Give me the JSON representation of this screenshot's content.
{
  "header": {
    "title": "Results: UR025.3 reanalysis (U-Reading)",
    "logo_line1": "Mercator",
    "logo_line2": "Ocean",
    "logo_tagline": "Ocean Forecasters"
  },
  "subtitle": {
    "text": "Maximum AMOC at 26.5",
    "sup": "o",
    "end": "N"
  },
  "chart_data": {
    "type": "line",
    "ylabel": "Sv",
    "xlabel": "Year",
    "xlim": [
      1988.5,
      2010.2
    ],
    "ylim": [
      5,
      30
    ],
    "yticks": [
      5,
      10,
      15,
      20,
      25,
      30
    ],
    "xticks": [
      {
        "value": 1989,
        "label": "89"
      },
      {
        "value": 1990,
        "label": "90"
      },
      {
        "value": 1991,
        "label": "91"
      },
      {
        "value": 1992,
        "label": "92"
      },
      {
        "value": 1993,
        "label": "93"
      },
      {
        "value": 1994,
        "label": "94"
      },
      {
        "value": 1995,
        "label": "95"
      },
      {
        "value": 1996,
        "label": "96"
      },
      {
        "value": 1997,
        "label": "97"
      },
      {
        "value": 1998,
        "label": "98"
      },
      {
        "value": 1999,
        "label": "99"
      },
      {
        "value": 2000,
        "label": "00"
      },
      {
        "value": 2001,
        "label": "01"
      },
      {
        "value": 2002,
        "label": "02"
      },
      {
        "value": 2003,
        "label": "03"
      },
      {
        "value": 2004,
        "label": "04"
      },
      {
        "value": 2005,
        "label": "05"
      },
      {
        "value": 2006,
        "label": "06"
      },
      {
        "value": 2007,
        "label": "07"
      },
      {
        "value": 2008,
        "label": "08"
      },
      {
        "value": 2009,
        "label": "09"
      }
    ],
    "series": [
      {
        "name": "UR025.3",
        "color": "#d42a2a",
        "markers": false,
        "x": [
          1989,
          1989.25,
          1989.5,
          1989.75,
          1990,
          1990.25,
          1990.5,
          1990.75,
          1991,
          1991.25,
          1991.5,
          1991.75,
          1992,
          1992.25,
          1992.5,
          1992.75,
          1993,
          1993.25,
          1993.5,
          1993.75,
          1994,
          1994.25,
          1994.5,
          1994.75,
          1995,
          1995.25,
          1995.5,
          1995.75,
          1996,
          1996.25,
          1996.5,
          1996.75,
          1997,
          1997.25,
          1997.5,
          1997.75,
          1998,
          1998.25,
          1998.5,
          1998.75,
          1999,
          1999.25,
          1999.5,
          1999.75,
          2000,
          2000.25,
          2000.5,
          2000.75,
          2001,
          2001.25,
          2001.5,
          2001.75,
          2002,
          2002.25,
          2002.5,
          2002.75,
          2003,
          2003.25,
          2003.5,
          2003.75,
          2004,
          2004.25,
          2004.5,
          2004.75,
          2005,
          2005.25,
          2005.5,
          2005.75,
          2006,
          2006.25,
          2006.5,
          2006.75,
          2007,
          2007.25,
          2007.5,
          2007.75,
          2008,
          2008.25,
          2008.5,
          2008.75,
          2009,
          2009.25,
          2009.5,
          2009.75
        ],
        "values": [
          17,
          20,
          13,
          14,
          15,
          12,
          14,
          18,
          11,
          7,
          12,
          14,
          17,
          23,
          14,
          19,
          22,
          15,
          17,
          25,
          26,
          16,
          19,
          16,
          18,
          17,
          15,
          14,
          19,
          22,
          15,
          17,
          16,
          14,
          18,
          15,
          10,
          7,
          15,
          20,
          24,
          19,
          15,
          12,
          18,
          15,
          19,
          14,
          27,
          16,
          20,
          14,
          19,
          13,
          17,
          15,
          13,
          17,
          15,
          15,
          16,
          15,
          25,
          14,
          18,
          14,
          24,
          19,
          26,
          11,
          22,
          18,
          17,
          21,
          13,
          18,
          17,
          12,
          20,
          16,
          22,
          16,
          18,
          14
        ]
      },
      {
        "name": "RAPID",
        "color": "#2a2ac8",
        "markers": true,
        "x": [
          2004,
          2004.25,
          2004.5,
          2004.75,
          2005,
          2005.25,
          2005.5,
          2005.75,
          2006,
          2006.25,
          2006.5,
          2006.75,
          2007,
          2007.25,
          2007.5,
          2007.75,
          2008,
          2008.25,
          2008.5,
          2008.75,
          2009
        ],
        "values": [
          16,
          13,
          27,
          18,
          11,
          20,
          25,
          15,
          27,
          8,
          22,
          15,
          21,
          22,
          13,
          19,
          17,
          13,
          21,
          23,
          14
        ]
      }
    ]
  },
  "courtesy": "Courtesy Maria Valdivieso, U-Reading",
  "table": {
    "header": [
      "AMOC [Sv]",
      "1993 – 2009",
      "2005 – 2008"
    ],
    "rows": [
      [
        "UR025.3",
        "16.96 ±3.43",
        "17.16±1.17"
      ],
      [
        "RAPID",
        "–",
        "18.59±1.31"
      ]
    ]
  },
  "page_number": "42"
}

===============

- _Written request_
Reproduce all data above, unchanged.

- _The output_
Give me the JSON representation of this screenshot's content.
{
  "header": {
    "title": "Results: UR025.3 reanalysis (U-Reading)",
    "logo_line1": "Mercator",
    "logo_line2": "Ocean",
    "logo_tagline": "Ocean Forecasters"
  },
  "subtitle": {
    "text": "Maximum AMOC at 26.5",
    "sup": "o",
    "end": "N"
  },
  "chart_data": {
    "type": "line",
    "ylabel": "Sv",
    "xlabel": "Year",
    "xlim": [
      1988.5,
      2010.2
    ],
    "ylim": [
      5,
      30
    ],
    "yticks": [
      5,
      10,
      15,
      20,
      25,
      30
    ],
    "xticks": [
      {
        "value": 1989,
        "label": "89"
      },
      {
        "value": 1990,
        "label": "90"
      },
      {
        "value": 1991,
        "label": "91"
      },
      {
        "value": 1992,
        "label": "92"
      },
      {
        "value": 1993,
        "label": "93"
      },
      {
        "value": 1994,
        "label": "94"
      },
      {
        "value": 1995,
        "label": "95"
      },
      {
        "value": 1996,
        "label": "96"
      },
      {
        "value": 1997,
        "label": "97"
      },
      {
        "value": 1998,
        "label": "98"
      },
      {
        "value": 1999,
        "label": "99"
      },
      {
        "value": 2000,
        "label": "00"
      },
      {
        "value": 2001,
        "label": "01"
      },
      {
        "value": 2002,
        "label": "02"
      },
      {
        "value": 2003,
        "label": "03"
      },
      {
        "value": 2004,
        "label": "04"
      },
      {
        "value": 2005,
        "label": "05"
      },
      {
        "value": 2006,
        "label": "06"
      },
      {
        "value": 2007,
        "label": "07"
      },
      {
        "value": 2008,
        "label": "08"
      },
      {
        "value": 2009,
        "label": "09"
      }
    ],
    "series": [
      {
        "name": "UR025.3",
        "color": "#d42a2a",
        "markers": false,
        "x": [
          1989,
          1989.25,
          1989.5,
          1989.75,
          1990,
          1990.25,
          1990.5,
          1990.75,
          1991,
          1991.25,
          1991.5,
          1991.75,
          1992,
          1992.25,
          1992.5,
          1992.75,
          1993,
          1993.25,
          1993.5,
          1993.75,
          1994,
          1994.25,
          1994.5,
          1994.75,
          1995,
          1995.25,
          1995.5,
          1995.75,
          1996,
          1996.25,
          1996.5,
          1996.75,
          1997,
          1997.25,
          1997.5,
          1997.75,
          1998,
          1998.25,
          1998.5,
          1998.75,
          1999,
          1999.25,
          1999.5,
          1999.75,
          2000,
          2000.25,
          2000.5,
          2000.75,
          2001,
          2001.25,
          2001.5,
          2001.75,
          2002,
          2002.25,
          2002.5,
          2002.75,
          2003,
          2003.25,
          2003.5,
          2003.75,
          2004,
          2004.25,
          2004.5,
          2004.75,
          2005,
          2005.25,
          2005.5,
          2005.75,
          2006,
          2006.25,
          2006.5,
          2006.75,
          2007,
          2007.25,
          2007.5,
          2007.75,
          2008,
          2008.25,
          2008.5,
          2008.75,
          2009,
          2009.25,
          2009.5,
          2009.75
        ],
        "values": [
          17,
          20,
          13,
          14,
          15,
          12,
          14,
          18,
          11,
          7,
          12,
          14,
          17,
          23,
          14,
          19,
          22,
          15,
          17,
          25,
          26,
          16,
          19,
          16,
          18,
          17,
          15,
          14,
          19,
          22,
          15,
          17,
          16,
          14,
          18,
          15,
          10,
          7,
          15,
          20,
          24,
          19,
          15,
          12,
          18,
          15,
          19,
          14,
          27,
          16,
          20,
          14,
          19,
          13,
          17,
          15,
          13,
          17,
          15,
          15,
          16,
          15,
          25,
          14,
          18,
          14,
          24,
          19,
          26,
          11,
          22,
          18,
          17,
          21,
          13,
          18,
          17,
          12,
          20,
          16,
          22,
          16,
          18,
          14
        ]
      },
      {
        "name": "RAPID",
        "color": "#2a2ac8",
        "markers": true,
        "x": [
          2004,
          2004.25,
          2004.5,
          2004.75,
          2005,
          2005.25,
          2005.5,
          2005.75,
          2006,
          2006.25,
          2006.5,
          2006.75,
          2007,
          2007.25,
          2007.5,
          2007.75,
          2008,
          2008.25,
          2008.5,
          2008.75,
          2009
        ],
        "values": [
          16,
          13,
          27,
          18,
          11,
          20,
          25,
          15,
          27,
          8,
          22,
          15,
          21,
          22,
          13,
          19,
          17,
          13,
          21,
          23,
          14
        ]
      }
    ]
  },
  "courtesy": "Courtesy Maria Valdivieso, U-Reading",
  "table": {
    "header": [
      "AMOC [Sv]",
      "1993 – 2009",
      "2005 – 2008"
    ],
    "rows": [
      [
        "UR025.3",
        "16.96 ±3.43",
        "17.16±1.17"
      ],
      [
        "RAPID",
        "–",
        "18.59±1.31"
      ]
    ]
  },
  "page_number": "42"
}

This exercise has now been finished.